▸ Entries shown:
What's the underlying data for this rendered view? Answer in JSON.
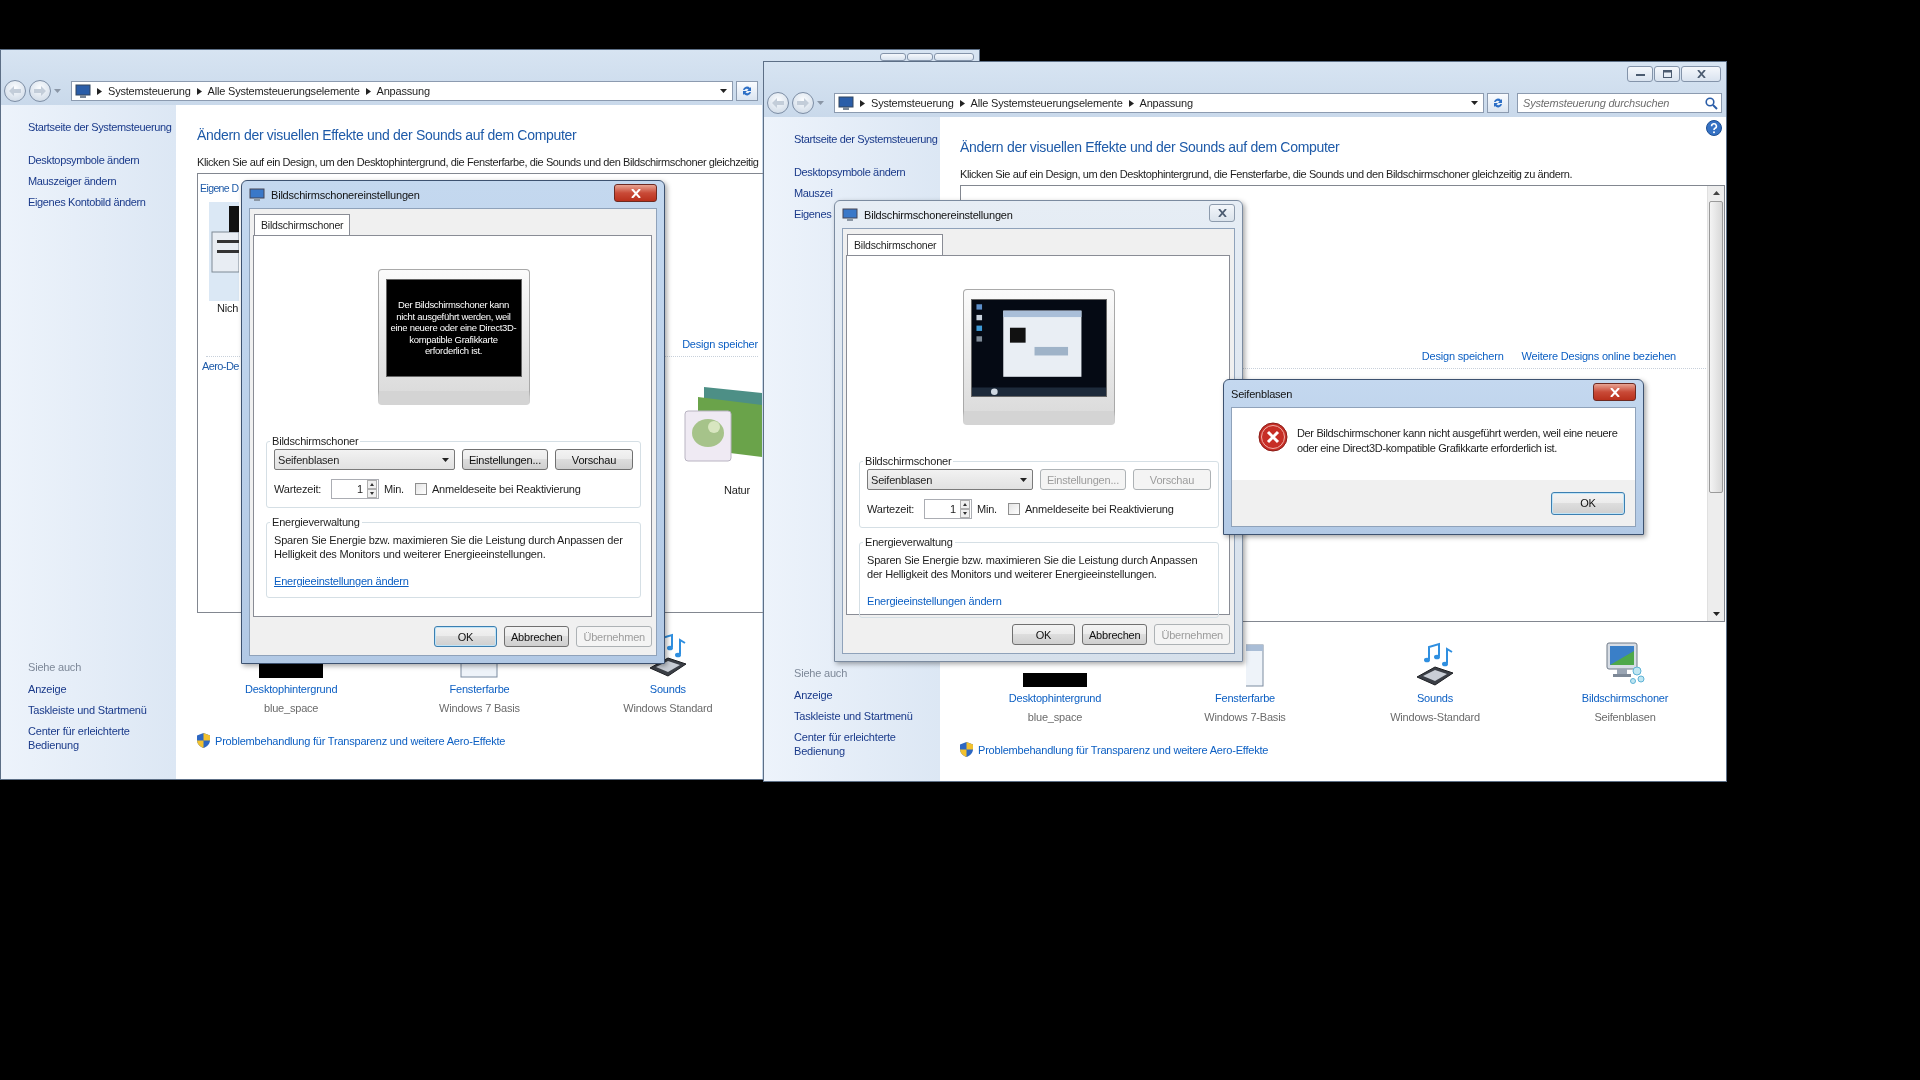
{
  "windows": [
    {
      "kind": "control_panel",
      "breadcrumb": [
        "Systemsteuerung",
        "Alle Systemsteuerungselemente",
        "Anpassung"
      ],
      "sidebar": {
        "links": [
          "Startseite der Systemsteuerung",
          "Desktopsymbole ändern",
          "Mauszeiger ändern",
          "Eigenes Kontobild ändern"
        ],
        "see_also_title": "Siehe auch",
        "see_also": [
          "Anzeige",
          "Taskleiste und Startmenü",
          "Center für erleichterte Bedienung"
        ]
      },
      "heading": "Ändern der visuellen Effekte und der Sounds auf dem Computer",
      "intro": "Klicken Sie auf ein Design, um den Desktophintergrund, die Fensterfarbe, die Sounds und den Bildschirmschoner gleichzeitig",
      "theme_panel": {
        "items": [
          {
            "kind": "group_heading",
            "text": "Eigene D"
          },
          {
            "kind": "basic_theme",
            "text": "Nich"
          },
          {
            "kind": "group_heading",
            "text": "Aero-De"
          },
          {
            "kind": "photo_theme",
            "text": "Natur"
          }
        ],
        "links": [
          "Design speicher"
        ]
      },
      "settings": [
        {
          "kind": "wallpaper",
          "label": "Desktophintergrund",
          "value": "blue_space"
        },
        {
          "kind": "color",
          "label": "Fensterfarbe",
          "value": "Windows 7 Basis"
        },
        {
          "kind": "sounds",
          "label": "Sounds",
          "value": "Windows Standard"
        }
      ],
      "troubleshoot_link": "Problembehandlung für Transparenz und weitere Aero-Effekte"
    },
    {
      "kind": "screensaver_dialog",
      "active": true,
      "title": "Bildschirmschonereinstellungen",
      "tabs": [
        {
          "label": "Bildschirmschoner",
          "selected": true
        }
      ],
      "preview": {
        "kind": "message",
        "text": "Der Bildschirmschoner kann nicht ausgeführt werden, weil eine neuere oder eine Direct3D-kompatible Grafikkarte erforderlich ist."
      },
      "screensaver_group": {
        "title": "Bildschirmschoner",
        "selection": "Seifenblasen",
        "buttons": [
          {
            "label": "Einstellungen...",
            "disabled": false
          },
          {
            "label": "Vorschau",
            "disabled": false
          }
        ],
        "wait_label": "Wartezeit:",
        "wait_value": "1",
        "wait_unit": "Min.",
        "logon_checkbox": {
          "label": "Anmeldeseite bei Reaktivierung",
          "checked": false
        }
      },
      "power_group": {
        "title": "Energieverwaltung",
        "text": "Sparen Sie Energie bzw. maximieren Sie die Leistung durch Anpassen der Helligkeit des Monitors und weiterer Energieeinstellungen.",
        "link": "Energieeinstellungen ändern"
      },
      "buttons": [
        {
          "label": "OK",
          "default": true,
          "disabled": false
        },
        {
          "label": "Abbrechen",
          "default": false,
          "disabled": false
        },
        {
          "label": "Übernehmen",
          "default": false,
          "disabled": true
        }
      ]
    },
    {
      "kind": "control_panel",
      "breadcrumb": [
        "Systemsteuerung",
        "Alle Systemsteuerungselemente",
        "Anpassung"
      ],
      "search": {
        "placeholder": "Systemsteuerung durchsuchen"
      },
      "help_button": true,
      "sidebar": {
        "links": [
          "Startseite der Systemsteuerung",
          "Desktopsymbole ändern",
          "Mauszei",
          "Eigenes"
        ],
        "see_also_title": "Siehe auch",
        "see_also": [
          "Anzeige",
          "Taskleiste und Startmenü",
          "Center für erleichterte Bedienung"
        ]
      },
      "heading": "Ändern der visuellen Effekte und der Sounds auf dem Computer",
      "intro": "Klicken Sie auf ein Design, um den Desktophintergrund, die Fensterfarbe, die Sounds und den Bildschirmschoner gleichzeitig zu ändern.",
      "theme_panel": {
        "links": [
          "Design speichern",
          "Weitere Designs online beziehen"
        ],
        "scrollbar": true
      },
      "settings": [
        {
          "kind": "wallpaper",
          "label": "Desktophintergrund",
          "value": "blue_space"
        },
        {
          "kind": "color",
          "label": "Fensterfarbe",
          "value": "Windows 7-Basis"
        },
        {
          "kind": "sounds",
          "label": "Sounds",
          "value": "Windows-Standard"
        },
        {
          "kind": "screensaver",
          "label": "Bildschirmschoner",
          "value": "Seifenblasen"
        }
      ],
      "troubleshoot_link": "Problembehandlung für Transparenz und weitere Aero-Effekte"
    },
    {
      "kind": "screensaver_dialog",
      "active": false,
      "title": "Bildschirmschonereinstellungen",
      "tabs": [
        {
          "label": "Bildschirmschoner",
          "selected": true
        }
      ],
      "preview": {
        "kind": "picture"
      },
      "screensaver_group": {
        "title": "Bildschirmschoner",
        "selection": "Seifenblasen",
        "buttons": [
          {
            "label": "Einstellungen...",
            "disabled": true
          },
          {
            "label": "Vorschau",
            "disabled": true
          }
        ],
        "wait_label": "Wartezeit:",
        "wait_value": "1",
        "wait_unit": "Min.",
        "logon_checkbox": {
          "label": "Anmeldeseite bei Reaktivierung",
          "checked": false
        }
      },
      "power_group": {
        "title": "Energieverwaltung",
        "text": "Sparen Sie Energie bzw. maximieren Sie die Leistung durch Anpassen der Helligkeit des Monitors und weiterer Energieeinstellungen.",
        "link": "Energieeinstellungen ändern"
      },
      "buttons": [
        {
          "label": "OK",
          "default": false,
          "disabled": false
        },
        {
          "label": "Abbrechen",
          "default": false,
          "disabled": false
        },
        {
          "label": "Übernehmen",
          "default": false,
          "disabled": true
        }
      ]
    },
    {
      "kind": "message_box",
      "active": true,
      "title": "Seifenblasen",
      "message": "Der Bildschirmschoner kann nicht ausgeführt werden, weil eine neuere oder eine Direct3D-kompatible Grafikkarte erforderlich ist.",
      "buttons": [
        {
          "label": "OK",
          "default": true
        }
      ]
    }
  ]
}
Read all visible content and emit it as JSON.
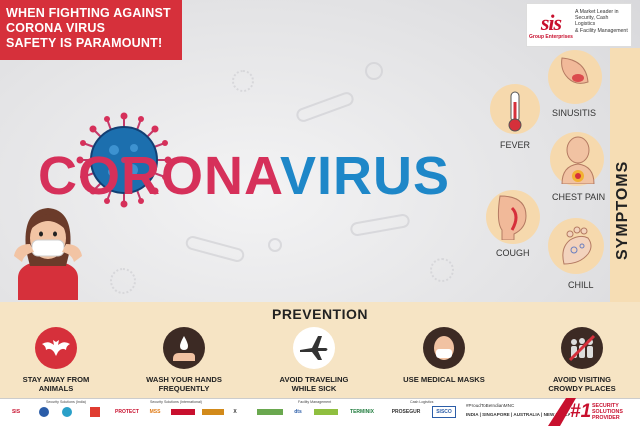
{
  "headline": [
    "WHEN FIGHTING AGAINST",
    "CORONA VIRUS",
    "SAFETY IS PARAMOUNT!"
  ],
  "logo": {
    "mark": "sis",
    "subtitle": "Group Enterprises",
    "tagline": [
      "A Market Leader in",
      "Security, Cash Logistics",
      "& Facility Management"
    ]
  },
  "title": {
    "part1": "CORONA",
    "part2": "VIRUS"
  },
  "symptoms": {
    "heading": "SYMPTOMS",
    "items": [
      "FEVER",
      "SINUSITIS",
      "CHEST PAIN",
      "COUGH",
      "CHILL"
    ]
  },
  "prevention": {
    "heading": "PREVENTION",
    "items": [
      {
        "label": [
          "STAY AWAY FROM",
          "ANIMALS"
        ],
        "icon": "bat-icon"
      },
      {
        "label": [
          "WASH YOUR HANDS",
          "FREQUENTLY"
        ],
        "icon": "hand-wash-icon"
      },
      {
        "label": [
          "AVOID TRAVELING",
          "WHILE SICK"
        ],
        "icon": "airplane-icon"
      },
      {
        "label": [
          "USE MEDICAL MASKS"
        ],
        "icon": "mask-icon"
      },
      {
        "label": [
          "AVOID VISITING",
          "CROWDY PLACES"
        ],
        "icon": "crowd-icon"
      }
    ]
  },
  "footer": {
    "categories": [
      "Security Solutions (India)",
      "Security Solutions (International)",
      "Facility Management",
      "Cash Logistics"
    ],
    "logos": [
      "SIS",
      "",
      "",
      "",
      "PROTECT",
      "MSS",
      "",
      "",
      "X",
      "",
      "dts",
      "",
      "TERMINIX",
      "PROSEGUR",
      "SISCO"
    ],
    "campaign": "#ProudToBeIndianMNC",
    "regions": "INDIA | SINGAPORE | AUSTRALIA | NEW ZEALAND",
    "rank": "#1",
    "rank_text": [
      "SECURITY",
      "SOLUTIONS",
      "PROVIDER"
    ]
  },
  "colors": {
    "red": "#d6303b",
    "pink": "#d6305a",
    "blue": "#1e87c8",
    "peach": "#f6d9ad"
  }
}
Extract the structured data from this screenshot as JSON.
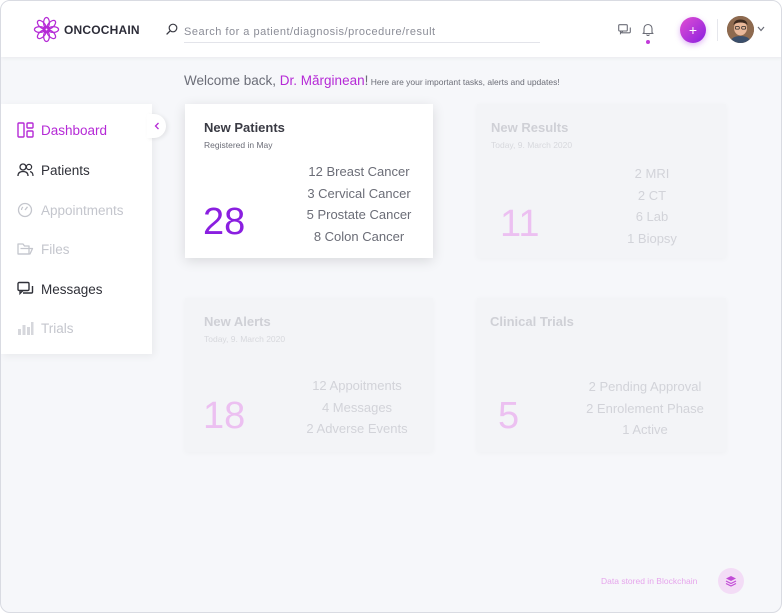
{
  "app": {
    "brand": "ONCOCHAIN"
  },
  "search": {
    "placeholder": "Search for a patient/diagnosis/procedure/result"
  },
  "header": {
    "add_label": "+"
  },
  "welcome": {
    "prefix": "Welcome back, ",
    "name": "Dr. Mărginean",
    "exclaim": "!",
    "subtitle": " Here are your important tasks, alerts and updates!"
  },
  "sidebar": {
    "items": [
      {
        "label": "Dashboard",
        "state": "active",
        "icon": "dashboard-icon"
      },
      {
        "label": "Patients",
        "state": "normal",
        "icon": "patients-icon"
      },
      {
        "label": "Appointments",
        "state": "disabled",
        "icon": "appointments-icon"
      },
      {
        "label": "Files",
        "state": "disabled",
        "icon": "files-icon"
      },
      {
        "label": "Messages",
        "state": "normal",
        "icon": "messages-icon"
      },
      {
        "label": "Trials",
        "state": "disabled",
        "icon": "trials-icon"
      }
    ]
  },
  "cards": [
    {
      "title": "New Patients",
      "subtitle": "Registered in May",
      "count": "28",
      "lines": [
        "12 Breast Cancer",
        "3 Cervical Cancer",
        "5 Prostate Cancer",
        "8 Colon Cancer"
      ]
    },
    {
      "title": "New Results",
      "subtitle": "Today, 9. March 2020",
      "count": "11",
      "lines": [
        "2 MRI",
        "2 CT",
        "6 Lab",
        "1 Biopsy"
      ]
    },
    {
      "title": "New Alerts",
      "subtitle": "Today, 9. March 2020",
      "count": "18",
      "lines": [
        "12 Appoitments",
        "4 Messages",
        "2 Adverse Events"
      ]
    },
    {
      "title": "Clinical Trials",
      "subtitle": "",
      "count": "5",
      "lines": [
        "2 Pending Approval",
        "2 Enrolement Phase",
        "1 Active"
      ]
    }
  ],
  "footer": {
    "label": "Data stored in Blockchain"
  },
  "colors": {
    "accent": "#b52ad6",
    "accent_dark": "#8a1fe0",
    "muted_pink": "#ecc0f1"
  }
}
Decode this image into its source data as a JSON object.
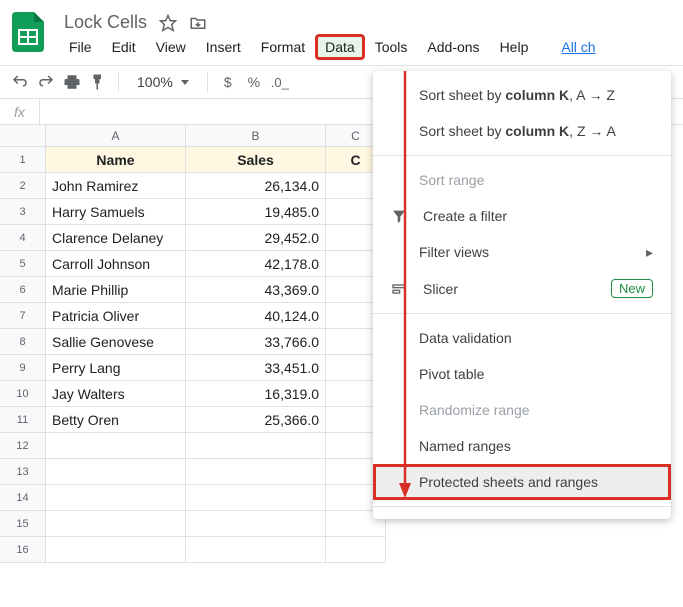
{
  "header": {
    "doc_title": "Lock Cells",
    "menus": [
      "File",
      "Edit",
      "View",
      "Insert",
      "Format",
      "Data",
      "Tools",
      "Add-ons",
      "Help"
    ],
    "active_menu_index": 5,
    "allchanges_label": "All ch"
  },
  "toolbar": {
    "zoom": "100%",
    "currency": "$",
    "percent": "%"
  },
  "fx": {
    "label": "fx"
  },
  "columns": [
    "A",
    "B",
    "C"
  ],
  "row_numbers": [
    1,
    2,
    3,
    4,
    5,
    6,
    7,
    8,
    9,
    10,
    11,
    12,
    13,
    14,
    15,
    16
  ],
  "table": {
    "headers": [
      "Name",
      "Sales",
      "C"
    ],
    "rows": [
      [
        "John Ramirez",
        "26,134.0"
      ],
      [
        "Harry Samuels",
        "19,485.0"
      ],
      [
        "Clarence Delaney",
        "29,452.0"
      ],
      [
        "Carroll Johnson",
        "42,178.0"
      ],
      [
        "Marie Phillip",
        "43,369.0"
      ],
      [
        "Patricia Oliver",
        "40,124.0"
      ],
      [
        "Sallie Genovese",
        "33,766.0"
      ],
      [
        "Perry Lang",
        "33,451.0"
      ],
      [
        "Jay Walters",
        "16,319.0"
      ],
      [
        "Betty Oren",
        "25,366.0"
      ]
    ]
  },
  "dropdown": {
    "sort_az_prefix": "Sort sheet by ",
    "sort_col": "column K",
    "sort_az_suffix": ", A → Z",
    "sort_za_suffix": ", Z → A",
    "sort_range": "Sort range",
    "create_filter": "Create a filter",
    "filter_views": "Filter views",
    "slicer": "Slicer",
    "new_badge": "New",
    "data_validation": "Data validation",
    "pivot_table": "Pivot table",
    "randomize_range": "Randomize range",
    "named_ranges": "Named ranges",
    "protected": "Protected sheets and ranges"
  }
}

▸ To do:
Across the entries above, how many lines include the word "Management"? Give only the number.

▸ Your response:
2